Set task:
Copy every entry precisely.
····················
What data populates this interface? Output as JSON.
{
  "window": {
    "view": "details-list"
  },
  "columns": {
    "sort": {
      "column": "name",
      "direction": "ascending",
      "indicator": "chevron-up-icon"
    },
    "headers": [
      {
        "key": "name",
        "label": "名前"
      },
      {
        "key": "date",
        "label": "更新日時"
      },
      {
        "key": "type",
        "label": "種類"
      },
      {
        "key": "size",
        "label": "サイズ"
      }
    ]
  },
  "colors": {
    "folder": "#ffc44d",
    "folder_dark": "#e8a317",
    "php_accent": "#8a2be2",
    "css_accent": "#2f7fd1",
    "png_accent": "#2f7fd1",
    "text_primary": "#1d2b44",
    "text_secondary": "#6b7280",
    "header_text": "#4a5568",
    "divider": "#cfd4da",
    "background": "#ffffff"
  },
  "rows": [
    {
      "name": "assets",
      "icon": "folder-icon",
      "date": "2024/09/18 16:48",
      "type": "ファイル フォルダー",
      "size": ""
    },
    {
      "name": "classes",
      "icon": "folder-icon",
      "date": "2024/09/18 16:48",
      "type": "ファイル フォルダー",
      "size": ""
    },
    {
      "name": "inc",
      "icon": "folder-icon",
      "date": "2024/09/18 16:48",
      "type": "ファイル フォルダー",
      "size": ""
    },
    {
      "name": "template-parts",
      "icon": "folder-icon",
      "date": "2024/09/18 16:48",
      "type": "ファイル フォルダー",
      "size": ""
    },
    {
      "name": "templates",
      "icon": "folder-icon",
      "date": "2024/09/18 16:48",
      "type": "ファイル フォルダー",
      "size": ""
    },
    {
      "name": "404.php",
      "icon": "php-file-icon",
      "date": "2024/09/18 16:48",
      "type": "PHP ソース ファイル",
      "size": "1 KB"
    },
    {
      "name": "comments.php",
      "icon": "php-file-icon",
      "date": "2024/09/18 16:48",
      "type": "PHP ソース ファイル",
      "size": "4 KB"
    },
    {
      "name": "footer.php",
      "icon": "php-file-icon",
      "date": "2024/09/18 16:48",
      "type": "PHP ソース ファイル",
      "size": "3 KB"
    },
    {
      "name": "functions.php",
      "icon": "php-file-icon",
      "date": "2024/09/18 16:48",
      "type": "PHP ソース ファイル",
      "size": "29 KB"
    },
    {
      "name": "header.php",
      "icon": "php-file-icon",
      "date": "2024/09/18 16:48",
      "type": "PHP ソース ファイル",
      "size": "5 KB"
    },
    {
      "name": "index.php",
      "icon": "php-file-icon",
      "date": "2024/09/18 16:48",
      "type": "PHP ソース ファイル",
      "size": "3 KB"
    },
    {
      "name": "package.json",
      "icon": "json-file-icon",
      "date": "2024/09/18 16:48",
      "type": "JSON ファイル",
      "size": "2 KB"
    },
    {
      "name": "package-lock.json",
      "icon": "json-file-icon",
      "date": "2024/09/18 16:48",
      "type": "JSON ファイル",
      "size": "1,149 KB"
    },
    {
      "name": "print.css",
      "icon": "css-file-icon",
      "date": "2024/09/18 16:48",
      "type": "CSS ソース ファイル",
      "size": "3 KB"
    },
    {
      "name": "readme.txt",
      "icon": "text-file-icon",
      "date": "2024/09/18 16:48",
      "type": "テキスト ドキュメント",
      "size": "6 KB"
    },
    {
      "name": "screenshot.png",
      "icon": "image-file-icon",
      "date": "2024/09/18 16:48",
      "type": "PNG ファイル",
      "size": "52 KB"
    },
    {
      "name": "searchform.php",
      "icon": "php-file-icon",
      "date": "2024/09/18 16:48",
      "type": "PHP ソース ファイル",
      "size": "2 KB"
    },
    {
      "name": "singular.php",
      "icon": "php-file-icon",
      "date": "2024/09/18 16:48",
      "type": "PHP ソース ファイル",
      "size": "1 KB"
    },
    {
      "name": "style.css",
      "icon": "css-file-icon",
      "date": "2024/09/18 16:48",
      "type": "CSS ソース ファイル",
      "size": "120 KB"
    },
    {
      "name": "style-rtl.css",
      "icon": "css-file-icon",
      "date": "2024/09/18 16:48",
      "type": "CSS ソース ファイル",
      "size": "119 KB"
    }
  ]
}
····················
The result:
What data populates this interface? Output as JSON.
{
  "window": {
    "view": "details-list"
  },
  "columns": {
    "sort": {
      "column": "name",
      "direction": "ascending",
      "indicator": "chevron-up-icon"
    },
    "headers": [
      {
        "key": "name",
        "label": "名前"
      },
      {
        "key": "date",
        "label": "更新日時"
      },
      {
        "key": "type",
        "label": "種類"
      },
      {
        "key": "size",
        "label": "サイズ"
      }
    ]
  },
  "colors": {
    "folder": "#ffc44d",
    "folder_dark": "#e8a317",
    "php_accent": "#8a2be2",
    "css_accent": "#2f7fd1",
    "png_accent": "#2f7fd1",
    "text_primary": "#1d2b44",
    "text_secondary": "#6b7280",
    "header_text": "#4a5568",
    "divider": "#cfd4da",
    "background": "#ffffff"
  },
  "rows": [
    {
      "name": "assets",
      "icon": "folder-icon",
      "date": "2024/09/18 16:48",
      "type": "ファイル フォルダー",
      "size": ""
    },
    {
      "name": "classes",
      "icon": "folder-icon",
      "date": "2024/09/18 16:48",
      "type": "ファイル フォルダー",
      "size": ""
    },
    {
      "name": "inc",
      "icon": "folder-icon",
      "date": "2024/09/18 16:48",
      "type": "ファイル フォルダー",
      "size": ""
    },
    {
      "name": "template-parts",
      "icon": "folder-icon",
      "date": "2024/09/18 16:48",
      "type": "ファイル フォルダー",
      "size": ""
    },
    {
      "name": "templates",
      "icon": "folder-icon",
      "date": "2024/09/18 16:48",
      "type": "ファイル フォルダー",
      "size": ""
    },
    {
      "name": "404.php",
      "icon": "php-file-icon",
      "date": "2024/09/18 16:48",
      "type": "PHP ソース ファイル",
      "size": "1 KB"
    },
    {
      "name": "comments.php",
      "icon": "php-file-icon",
      "date": "2024/09/18 16:48",
      "type": "PHP ソース ファイル",
      "size": "4 KB"
    },
    {
      "name": "footer.php",
      "icon": "php-file-icon",
      "date": "2024/09/18 16:48",
      "type": "PHP ソース ファイル",
      "size": "3 KB"
    },
    {
      "name": "functions.php",
      "icon": "php-file-icon",
      "date": "2024/09/18 16:48",
      "type": "PHP ソース ファイル",
      "size": "29 KB"
    },
    {
      "name": "header.php",
      "icon": "php-file-icon",
      "date": "2024/09/18 16:48",
      "type": "PHP ソース ファイル",
      "size": "5 KB"
    },
    {
      "name": "index.php",
      "icon": "php-file-icon",
      "date": "2024/09/18 16:48",
      "type": "PHP ソース ファイル",
      "size": "3 KB"
    },
    {
      "name": "package.json",
      "icon": "json-file-icon",
      "date": "2024/09/18 16:48",
      "type": "JSON ファイル",
      "size": "2 KB"
    },
    {
      "name": "package-lock.json",
      "icon": "json-file-icon",
      "date": "2024/09/18 16:48",
      "type": "JSON ファイル",
      "size": "1,149 KB"
    },
    {
      "name": "print.css",
      "icon": "css-file-icon",
      "date": "2024/09/18 16:48",
      "type": "CSS ソース ファイル",
      "size": "3 KB"
    },
    {
      "name": "readme.txt",
      "icon": "text-file-icon",
      "date": "2024/09/18 16:48",
      "type": "テキスト ドキュメント",
      "size": "6 KB"
    },
    {
      "name": "screenshot.png",
      "icon": "image-file-icon",
      "date": "2024/09/18 16:48",
      "type": "PNG ファイル",
      "size": "52 KB"
    },
    {
      "name": "searchform.php",
      "icon": "php-file-icon",
      "date": "2024/09/18 16:48",
      "type": "PHP ソース ファイル",
      "size": "2 KB"
    },
    {
      "name": "singular.php",
      "icon": "php-file-icon",
      "date": "2024/09/18 16:48",
      "type": "PHP ソース ファイル",
      "size": "1 KB"
    },
    {
      "name": "style.css",
      "icon": "css-file-icon",
      "date": "2024/09/18 16:48",
      "type": "CSS ソース ファイル",
      "size": "120 KB"
    },
    {
      "name": "style-rtl.css",
      "icon": "css-file-icon",
      "date": "2024/09/18 16:48",
      "type": "CSS ソース ファイル",
      "size": "119 KB"
    }
  ]
}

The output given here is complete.